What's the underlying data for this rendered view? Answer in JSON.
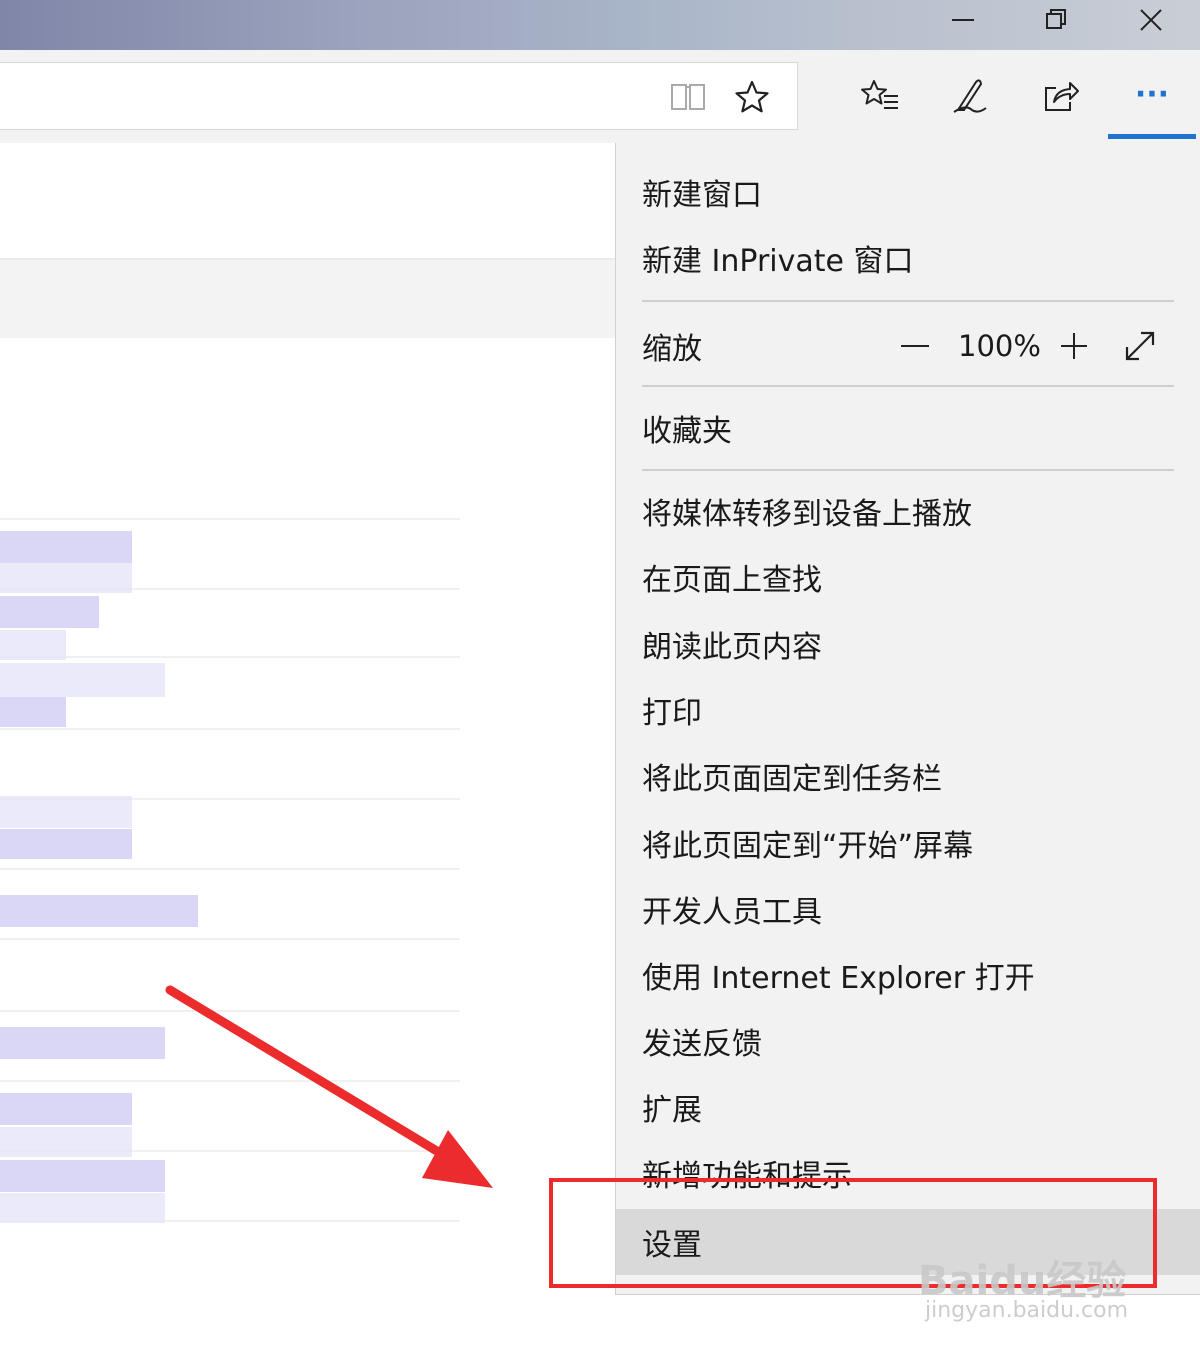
{
  "window": {
    "minimize_glyph": "—",
    "restore_glyph": "❐",
    "close_glyph": "✕"
  },
  "toolbar": {
    "icons": [
      "reading-view-icon",
      "favorite-star-icon",
      "favorites-hub-icon",
      "web-note-pen-icon",
      "share-icon",
      "more-actions-icon"
    ],
    "more_label": "···"
  },
  "menu": {
    "items": [
      {
        "label": "新建窗口"
      },
      {
        "label": "新建 InPrivate 窗口"
      },
      {
        "label": "缩放"
      },
      {
        "label": "收藏夹"
      },
      {
        "label": "将媒体转移到设备上播放"
      },
      {
        "label": "在页面上查找"
      },
      {
        "label": "朗读此页内容"
      },
      {
        "label": "打印"
      },
      {
        "label": "将此页面固定到任务栏"
      },
      {
        "label": "将此页固定到“开始”屏幕"
      },
      {
        "label": "开发人员工具"
      },
      {
        "label": "使用 Internet Explorer 打开"
      },
      {
        "label": "发送反馈"
      },
      {
        "label": "扩展"
      },
      {
        "label": "新增功能和提示"
      },
      {
        "label": "设置",
        "selected": true
      }
    ],
    "zoom": {
      "minus": "—",
      "value": "100%",
      "plus": "+",
      "fullscreen_icon": "fullscreen-icon"
    }
  },
  "annotation": {
    "highlight_color": "#ec2c2c",
    "watermark": "Baidu经验",
    "watermark_sub": "jingyan.baidu.com"
  },
  "colors": {
    "accent": "#1e73d0",
    "menu_bg": "#f2f2f2",
    "selected_bg": "#d9d9d9"
  }
}
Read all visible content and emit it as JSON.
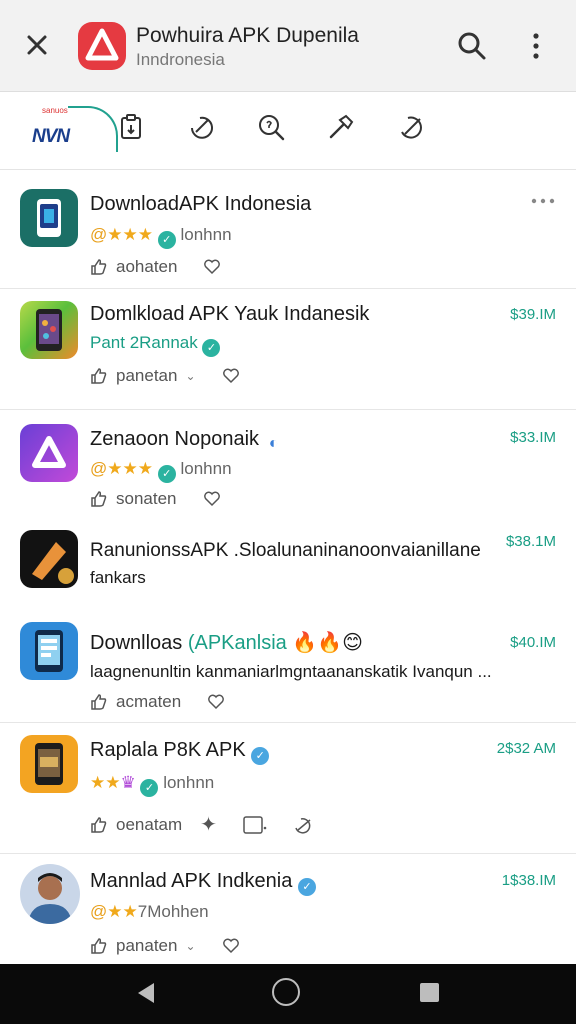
{
  "header": {
    "title": "Powhuira  APK Dupenila",
    "subtitle": "Inndronesia"
  },
  "categories": {
    "logo_small": "sanuos",
    "logo_text": "NVN",
    "icons": [
      "clipboard-icon",
      "edit-icon",
      "search-doc-icon",
      "hammer-icon",
      "send-icon"
    ]
  },
  "apps": [
    {
      "name": "DownloadAPK Indonesia",
      "rating_prefix": "@",
      "rating_stars": "★★★",
      "meta_text": "lonhnn",
      "action_label": "aohaten",
      "price": "",
      "accent": "#1b6f66"
    },
    {
      "name": "Domlkload APK Yauk Indanesik",
      "meta_text": "Pant 2Rannak",
      "action_label": "panetan",
      "price": "$39.IM",
      "accent": "#7ac142"
    },
    {
      "name": "Zenaoon Noponaik",
      "rating_prefix": "@",
      "rating_stars": "★★★",
      "meta_text": "lonhnn",
      "action_label": "sonaten",
      "price": "$33.IM",
      "accent": "#8b3fd6"
    },
    {
      "name": "RanunionssAPK .Sloalunaninanoonvaianillane",
      "line2": "fankars",
      "price": "$38.1M",
      "accent": "#d97a26"
    },
    {
      "name": "Downlloas",
      "name_highlight": "(APKanlsia",
      "emojis": "🔥🔥😊",
      "line2": "laagnenunltin  kanmaniarlmgntaananskatik Ivanqun ...",
      "action_label": "acmaten",
      "price": "$40.IM",
      "accent": "#2f8ad8"
    },
    {
      "name": "Raplala P8K APK",
      "rating_stars": "★★",
      "meta_text": "lonhnn",
      "action_label": "oenatam",
      "price": "2$32 AM",
      "accent": "#f0a020"
    },
    {
      "name": "Mannlad APK Indkenia",
      "rating_prefix": "@",
      "rating_stars": "★★",
      "meta_text": "7Mohhen",
      "action_label": "panaten",
      "price": "1$38.IM",
      "accent": "#3b6aa0"
    }
  ]
}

CHALLENGE:
Leave the pictures out, and transcribe each of the records exactly.

WRITTEN REPLY:
What's the underlying data for this rendered view? Answer in JSON.
{
  "window": {
    "minimize_glyph": "—",
    "restore_glyph": "❐",
    "close_glyph": "✕"
  },
  "toolbar": {
    "icons": [
      "reading-view-icon",
      "favorite-star-icon",
      "favorites-hub-icon",
      "web-note-pen-icon",
      "share-icon",
      "more-actions-icon"
    ],
    "more_label": "···"
  },
  "menu": {
    "items": [
      {
        "label": "新建窗口"
      },
      {
        "label": "新建 InPrivate 窗口"
      },
      {
        "label": "缩放"
      },
      {
        "label": "收藏夹"
      },
      {
        "label": "将媒体转移到设备上播放"
      },
      {
        "label": "在页面上查找"
      },
      {
        "label": "朗读此页内容"
      },
      {
        "label": "打印"
      },
      {
        "label": "将此页面固定到任务栏"
      },
      {
        "label": "将此页固定到“开始”屏幕"
      },
      {
        "label": "开发人员工具"
      },
      {
        "label": "使用 Internet Explorer 打开"
      },
      {
        "label": "发送反馈"
      },
      {
        "label": "扩展"
      },
      {
        "label": "新增功能和提示"
      },
      {
        "label": "设置",
        "selected": true
      }
    ],
    "zoom": {
      "minus": "—",
      "value": "100%",
      "plus": "+",
      "fullscreen_icon": "fullscreen-icon"
    }
  },
  "annotation": {
    "highlight_color": "#ec2c2c",
    "watermark": "Baidu经验",
    "watermark_sub": "jingyan.baidu.com"
  },
  "colors": {
    "accent": "#1e73d0",
    "menu_bg": "#f2f2f2",
    "selected_bg": "#d9d9d9"
  }
}
Read all visible content and emit it as JSON.
{
  "header": {
    "title": "Powhuira  APK Dupenila",
    "subtitle": "Inndronesia"
  },
  "categories": {
    "logo_small": "sanuos",
    "logo_text": "NVN",
    "icons": [
      "clipboard-icon",
      "edit-icon",
      "search-doc-icon",
      "hammer-icon",
      "send-icon"
    ]
  },
  "apps": [
    {
      "name": "DownloadAPK Indonesia",
      "rating_prefix": "@",
      "rating_stars": "★★★",
      "meta_text": "lonhnn",
      "action_label": "aohaten",
      "price": "",
      "accent": "#1b6f66"
    },
    {
      "name": "Domlkload APK Yauk Indanesik",
      "meta_text": "Pant 2Rannak",
      "action_label": "panetan",
      "price": "$39.IM",
      "accent": "#7ac142"
    },
    {
      "name": "Zenaoon Noponaik",
      "rating_prefix": "@",
      "rating_stars": "★★★",
      "meta_text": "lonhnn",
      "action_label": "sonaten",
      "price": "$33.IM",
      "accent": "#8b3fd6"
    },
    {
      "name": "RanunionssAPK .Sloalunaninanoonvaianillane",
      "line2": "fankars",
      "price": "$38.1M",
      "accent": "#d97a26"
    },
    {
      "name": "Downlloas",
      "name_highlight": "(APKanlsia",
      "emojis": "🔥🔥😊",
      "line2": "laagnenunltin  kanmaniarlmgntaananskatik Ivanqun ...",
      "action_label": "acmaten",
      "price": "$40.IM",
      "accent": "#2f8ad8"
    },
    {
      "name": "Raplala P8K APK",
      "rating_stars": "★★",
      "meta_text": "lonhnn",
      "action_label": "oenatam",
      "price": "2$32 AM",
      "accent": "#f0a020"
    },
    {
      "name": "Mannlad APK Indkenia",
      "rating_prefix": "@",
      "rating_stars": "★★",
      "meta_text": "7Mohhen",
      "action_label": "panaten",
      "price": "1$38.IM",
      "accent": "#3b6aa0"
    }
  ]
}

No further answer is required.